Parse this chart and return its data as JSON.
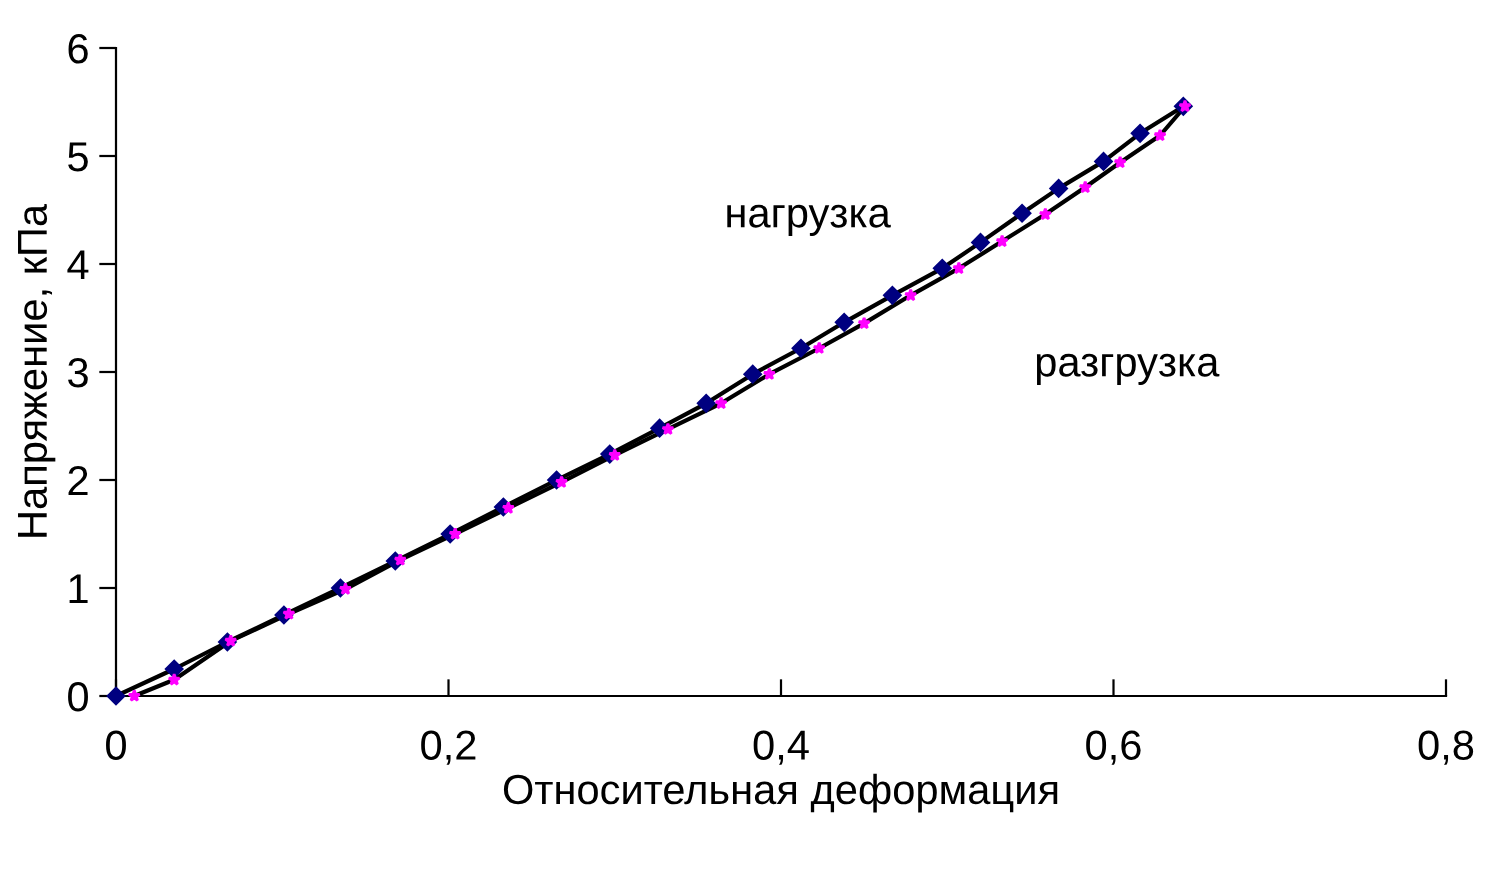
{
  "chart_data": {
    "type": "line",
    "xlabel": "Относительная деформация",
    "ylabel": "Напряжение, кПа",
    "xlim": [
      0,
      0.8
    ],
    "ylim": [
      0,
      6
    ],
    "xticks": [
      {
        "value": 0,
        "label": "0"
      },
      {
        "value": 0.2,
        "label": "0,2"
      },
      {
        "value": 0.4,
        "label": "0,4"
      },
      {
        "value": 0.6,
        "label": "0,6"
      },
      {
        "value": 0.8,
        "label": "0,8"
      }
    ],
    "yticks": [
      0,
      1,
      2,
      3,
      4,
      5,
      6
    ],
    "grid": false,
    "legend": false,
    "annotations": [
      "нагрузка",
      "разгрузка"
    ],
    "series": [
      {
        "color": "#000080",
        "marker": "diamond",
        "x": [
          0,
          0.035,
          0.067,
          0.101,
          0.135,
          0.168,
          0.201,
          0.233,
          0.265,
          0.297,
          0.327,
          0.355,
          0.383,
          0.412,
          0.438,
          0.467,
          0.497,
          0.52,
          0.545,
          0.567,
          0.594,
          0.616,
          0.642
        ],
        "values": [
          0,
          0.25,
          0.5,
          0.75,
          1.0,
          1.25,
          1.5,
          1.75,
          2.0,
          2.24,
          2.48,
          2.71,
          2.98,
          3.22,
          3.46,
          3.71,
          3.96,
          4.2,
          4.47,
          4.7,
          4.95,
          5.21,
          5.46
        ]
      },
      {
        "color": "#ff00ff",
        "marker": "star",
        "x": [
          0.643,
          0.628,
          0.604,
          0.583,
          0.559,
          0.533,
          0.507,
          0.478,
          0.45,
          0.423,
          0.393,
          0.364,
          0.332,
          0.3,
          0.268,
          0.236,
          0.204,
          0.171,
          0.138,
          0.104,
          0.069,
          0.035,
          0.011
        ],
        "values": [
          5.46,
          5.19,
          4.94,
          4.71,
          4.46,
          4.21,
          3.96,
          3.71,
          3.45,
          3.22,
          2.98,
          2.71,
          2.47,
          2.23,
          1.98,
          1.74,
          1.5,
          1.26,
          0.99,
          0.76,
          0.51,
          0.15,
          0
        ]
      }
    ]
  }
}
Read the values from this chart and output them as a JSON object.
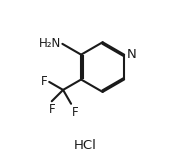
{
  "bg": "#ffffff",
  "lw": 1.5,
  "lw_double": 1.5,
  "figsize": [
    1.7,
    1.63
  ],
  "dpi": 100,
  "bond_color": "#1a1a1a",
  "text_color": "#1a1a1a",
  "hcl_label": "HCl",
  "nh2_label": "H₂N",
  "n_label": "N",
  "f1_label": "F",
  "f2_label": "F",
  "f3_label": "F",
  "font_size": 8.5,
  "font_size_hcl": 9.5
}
****************************************
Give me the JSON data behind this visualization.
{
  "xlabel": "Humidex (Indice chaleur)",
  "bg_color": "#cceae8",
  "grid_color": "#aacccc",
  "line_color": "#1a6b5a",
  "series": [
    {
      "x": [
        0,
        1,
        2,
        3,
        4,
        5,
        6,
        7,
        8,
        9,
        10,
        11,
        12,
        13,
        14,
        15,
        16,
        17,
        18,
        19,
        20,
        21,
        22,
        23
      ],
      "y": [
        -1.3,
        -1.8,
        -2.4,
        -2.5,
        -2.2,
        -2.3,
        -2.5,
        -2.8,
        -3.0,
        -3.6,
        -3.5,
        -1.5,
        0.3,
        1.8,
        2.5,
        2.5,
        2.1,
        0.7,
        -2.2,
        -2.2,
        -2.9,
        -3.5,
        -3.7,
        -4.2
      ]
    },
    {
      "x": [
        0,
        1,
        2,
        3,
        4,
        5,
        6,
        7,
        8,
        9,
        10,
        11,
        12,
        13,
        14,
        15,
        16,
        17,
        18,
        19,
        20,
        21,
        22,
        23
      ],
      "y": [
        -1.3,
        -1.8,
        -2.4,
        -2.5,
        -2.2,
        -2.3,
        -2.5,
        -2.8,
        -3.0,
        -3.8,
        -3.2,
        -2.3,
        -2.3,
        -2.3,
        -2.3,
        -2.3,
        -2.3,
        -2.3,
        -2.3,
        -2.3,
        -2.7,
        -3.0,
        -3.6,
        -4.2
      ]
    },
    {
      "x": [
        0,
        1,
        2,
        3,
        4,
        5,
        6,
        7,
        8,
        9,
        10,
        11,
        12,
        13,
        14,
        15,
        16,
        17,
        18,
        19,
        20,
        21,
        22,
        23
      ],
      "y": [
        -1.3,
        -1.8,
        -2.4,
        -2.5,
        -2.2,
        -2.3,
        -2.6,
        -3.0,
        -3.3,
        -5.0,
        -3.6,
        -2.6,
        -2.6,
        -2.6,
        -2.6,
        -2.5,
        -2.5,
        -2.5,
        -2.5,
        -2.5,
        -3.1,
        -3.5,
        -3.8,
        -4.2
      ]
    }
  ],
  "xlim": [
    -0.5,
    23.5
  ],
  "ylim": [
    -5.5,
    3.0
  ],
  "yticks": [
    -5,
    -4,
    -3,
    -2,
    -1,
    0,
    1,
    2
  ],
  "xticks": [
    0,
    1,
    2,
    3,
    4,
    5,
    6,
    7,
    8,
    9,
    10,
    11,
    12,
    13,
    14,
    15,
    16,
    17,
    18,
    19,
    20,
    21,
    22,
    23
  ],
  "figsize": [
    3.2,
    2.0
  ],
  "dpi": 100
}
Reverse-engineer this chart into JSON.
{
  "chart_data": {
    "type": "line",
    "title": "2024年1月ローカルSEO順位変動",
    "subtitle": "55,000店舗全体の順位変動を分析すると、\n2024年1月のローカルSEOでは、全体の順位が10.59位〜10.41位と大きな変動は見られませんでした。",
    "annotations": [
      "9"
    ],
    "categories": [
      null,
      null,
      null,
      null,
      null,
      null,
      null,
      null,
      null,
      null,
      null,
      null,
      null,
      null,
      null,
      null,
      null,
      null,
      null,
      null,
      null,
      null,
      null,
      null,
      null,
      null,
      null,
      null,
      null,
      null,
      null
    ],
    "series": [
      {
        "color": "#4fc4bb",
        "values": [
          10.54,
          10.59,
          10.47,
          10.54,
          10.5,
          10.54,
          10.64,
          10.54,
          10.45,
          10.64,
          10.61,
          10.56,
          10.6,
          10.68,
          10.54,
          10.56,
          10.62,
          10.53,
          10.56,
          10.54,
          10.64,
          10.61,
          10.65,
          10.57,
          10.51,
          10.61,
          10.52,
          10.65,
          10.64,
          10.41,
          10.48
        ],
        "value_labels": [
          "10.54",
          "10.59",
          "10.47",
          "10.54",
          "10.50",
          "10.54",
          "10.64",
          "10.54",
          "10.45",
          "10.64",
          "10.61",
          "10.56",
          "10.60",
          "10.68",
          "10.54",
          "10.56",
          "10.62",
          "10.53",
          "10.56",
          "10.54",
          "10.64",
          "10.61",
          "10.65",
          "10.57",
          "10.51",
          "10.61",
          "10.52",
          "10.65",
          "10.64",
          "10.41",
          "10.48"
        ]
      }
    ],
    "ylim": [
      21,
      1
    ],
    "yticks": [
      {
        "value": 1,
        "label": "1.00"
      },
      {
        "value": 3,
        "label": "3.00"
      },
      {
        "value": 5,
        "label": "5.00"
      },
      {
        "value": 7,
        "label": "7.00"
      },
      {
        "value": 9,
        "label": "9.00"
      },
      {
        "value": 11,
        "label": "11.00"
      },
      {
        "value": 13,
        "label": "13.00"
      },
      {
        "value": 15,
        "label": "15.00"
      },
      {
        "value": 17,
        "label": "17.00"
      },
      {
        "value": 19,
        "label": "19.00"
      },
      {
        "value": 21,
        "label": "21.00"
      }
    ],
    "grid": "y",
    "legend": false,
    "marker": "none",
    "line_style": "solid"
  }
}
****************************************
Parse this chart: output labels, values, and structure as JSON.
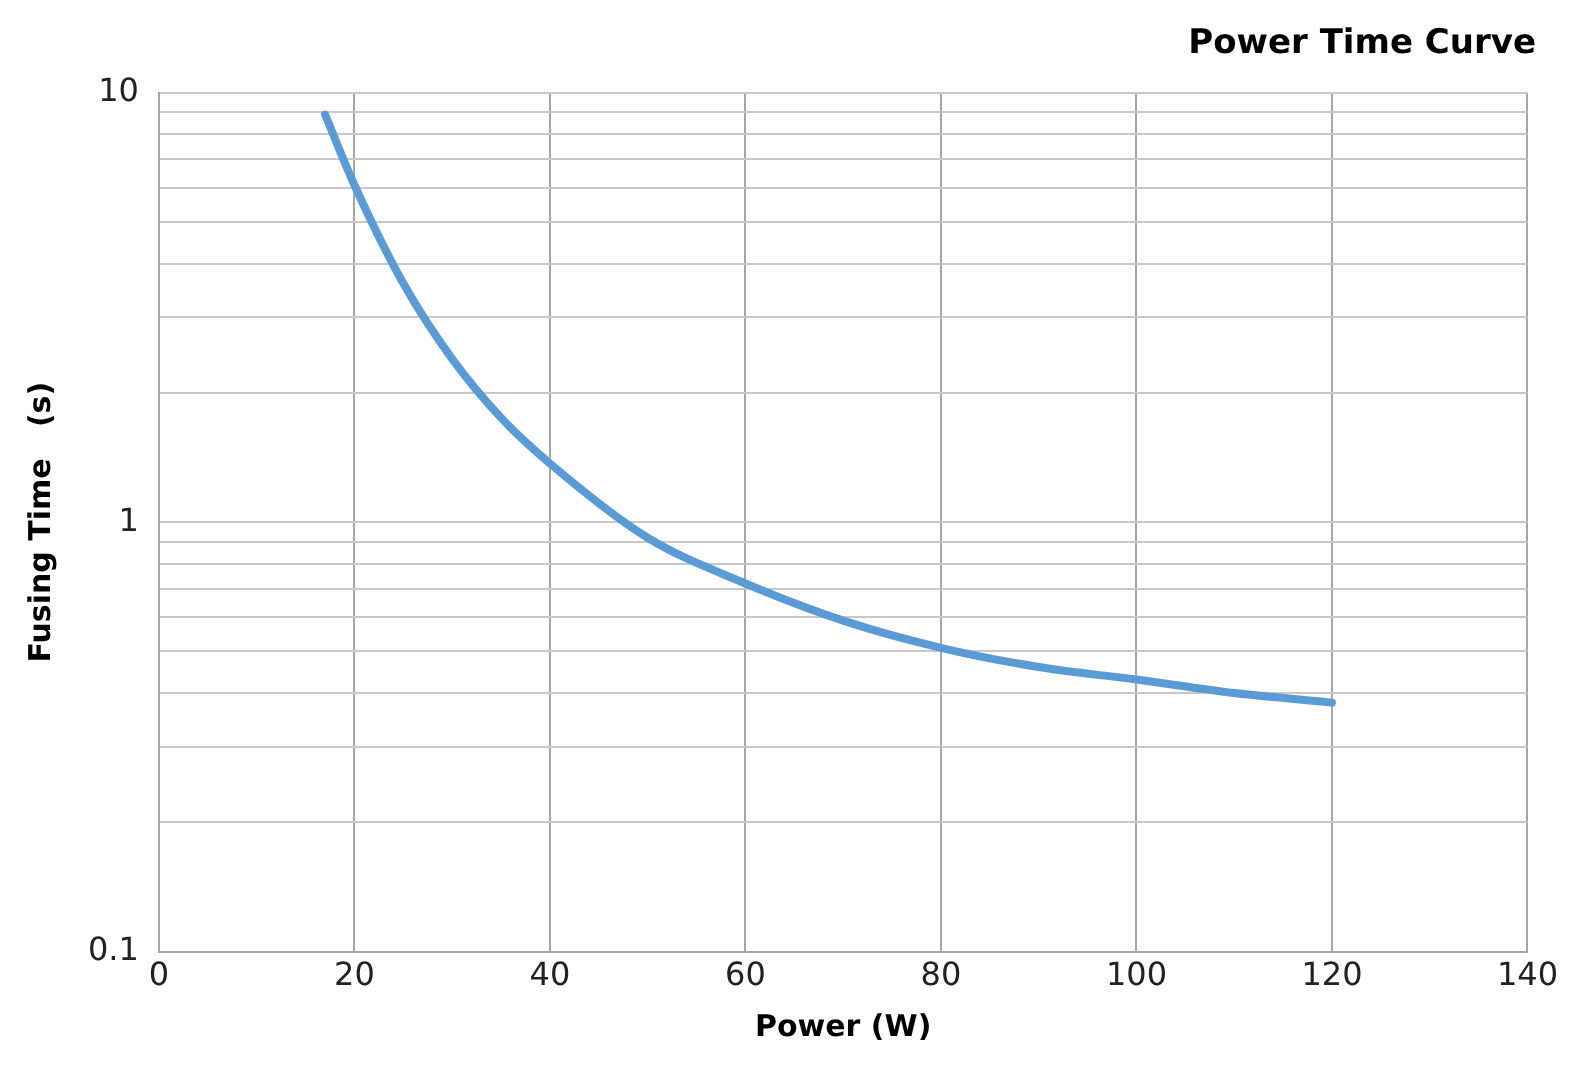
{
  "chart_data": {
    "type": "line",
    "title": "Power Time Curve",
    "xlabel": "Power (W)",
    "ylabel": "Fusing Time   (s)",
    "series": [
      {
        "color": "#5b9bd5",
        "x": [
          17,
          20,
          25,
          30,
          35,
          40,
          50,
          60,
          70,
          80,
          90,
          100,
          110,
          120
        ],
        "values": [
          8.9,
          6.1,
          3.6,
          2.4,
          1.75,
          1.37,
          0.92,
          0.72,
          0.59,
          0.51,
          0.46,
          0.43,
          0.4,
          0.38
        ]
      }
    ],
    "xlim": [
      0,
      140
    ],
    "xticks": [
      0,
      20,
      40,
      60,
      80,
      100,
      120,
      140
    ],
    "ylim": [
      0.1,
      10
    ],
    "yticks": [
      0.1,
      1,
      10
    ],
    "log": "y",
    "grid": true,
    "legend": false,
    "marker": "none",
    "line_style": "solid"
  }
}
****************************************
What is expected: Go through the material above and count the lines that contain "output"; give that number alone.

Exercise answer: 2